## What to produce
Can you pull out each line of the data below that includes the word "this"?

########

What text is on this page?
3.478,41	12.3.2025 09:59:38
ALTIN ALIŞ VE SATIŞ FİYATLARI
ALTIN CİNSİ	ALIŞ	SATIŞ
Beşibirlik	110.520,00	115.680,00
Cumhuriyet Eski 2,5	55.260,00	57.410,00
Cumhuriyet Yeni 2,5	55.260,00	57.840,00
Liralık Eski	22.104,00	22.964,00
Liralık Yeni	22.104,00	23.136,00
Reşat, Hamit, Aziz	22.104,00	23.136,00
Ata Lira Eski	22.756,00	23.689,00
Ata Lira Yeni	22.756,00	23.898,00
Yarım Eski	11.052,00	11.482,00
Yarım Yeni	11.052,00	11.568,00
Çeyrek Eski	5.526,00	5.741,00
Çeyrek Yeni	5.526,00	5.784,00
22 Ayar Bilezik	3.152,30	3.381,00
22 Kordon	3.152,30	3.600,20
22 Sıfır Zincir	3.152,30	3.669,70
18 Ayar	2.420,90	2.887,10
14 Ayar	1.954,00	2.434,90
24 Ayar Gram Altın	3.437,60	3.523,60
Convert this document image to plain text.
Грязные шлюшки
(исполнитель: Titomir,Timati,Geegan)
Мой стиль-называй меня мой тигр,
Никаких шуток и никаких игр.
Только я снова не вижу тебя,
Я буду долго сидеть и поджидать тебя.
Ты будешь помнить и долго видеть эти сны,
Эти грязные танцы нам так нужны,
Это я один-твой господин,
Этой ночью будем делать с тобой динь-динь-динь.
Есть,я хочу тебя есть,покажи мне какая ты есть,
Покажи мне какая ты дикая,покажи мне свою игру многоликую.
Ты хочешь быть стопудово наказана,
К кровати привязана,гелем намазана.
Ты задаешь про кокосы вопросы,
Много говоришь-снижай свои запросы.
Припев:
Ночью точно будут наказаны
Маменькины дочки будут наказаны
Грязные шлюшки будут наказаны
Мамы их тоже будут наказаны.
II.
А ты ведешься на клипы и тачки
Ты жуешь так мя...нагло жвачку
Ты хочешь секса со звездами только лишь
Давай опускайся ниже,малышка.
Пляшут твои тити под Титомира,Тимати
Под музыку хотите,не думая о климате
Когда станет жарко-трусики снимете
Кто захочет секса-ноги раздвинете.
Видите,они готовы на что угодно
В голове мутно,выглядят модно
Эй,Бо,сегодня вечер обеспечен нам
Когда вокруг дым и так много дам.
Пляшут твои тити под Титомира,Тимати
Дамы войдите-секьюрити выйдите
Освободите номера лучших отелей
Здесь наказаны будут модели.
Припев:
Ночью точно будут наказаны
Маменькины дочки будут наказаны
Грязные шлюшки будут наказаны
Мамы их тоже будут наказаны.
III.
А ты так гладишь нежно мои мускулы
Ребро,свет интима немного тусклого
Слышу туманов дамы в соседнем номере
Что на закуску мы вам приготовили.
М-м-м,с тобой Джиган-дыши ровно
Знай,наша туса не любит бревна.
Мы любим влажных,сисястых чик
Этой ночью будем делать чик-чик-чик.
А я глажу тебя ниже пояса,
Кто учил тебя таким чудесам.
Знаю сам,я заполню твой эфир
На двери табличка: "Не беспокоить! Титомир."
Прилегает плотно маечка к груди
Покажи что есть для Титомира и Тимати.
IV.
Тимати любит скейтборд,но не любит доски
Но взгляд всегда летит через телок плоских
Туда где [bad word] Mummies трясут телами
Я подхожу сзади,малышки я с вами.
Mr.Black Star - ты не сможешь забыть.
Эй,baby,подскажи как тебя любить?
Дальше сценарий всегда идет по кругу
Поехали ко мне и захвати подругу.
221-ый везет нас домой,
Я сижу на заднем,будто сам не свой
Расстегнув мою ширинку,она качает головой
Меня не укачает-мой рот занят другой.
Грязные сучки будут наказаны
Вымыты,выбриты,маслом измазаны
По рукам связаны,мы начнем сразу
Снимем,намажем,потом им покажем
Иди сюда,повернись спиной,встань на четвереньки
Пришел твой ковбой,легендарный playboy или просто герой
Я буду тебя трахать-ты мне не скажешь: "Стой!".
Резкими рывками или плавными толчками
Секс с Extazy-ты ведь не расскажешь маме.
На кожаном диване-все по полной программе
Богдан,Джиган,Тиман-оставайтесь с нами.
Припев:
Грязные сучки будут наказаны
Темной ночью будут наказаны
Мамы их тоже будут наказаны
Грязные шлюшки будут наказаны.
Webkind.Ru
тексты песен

########

## The response
What text is on this page?
Convert this document image to plain text.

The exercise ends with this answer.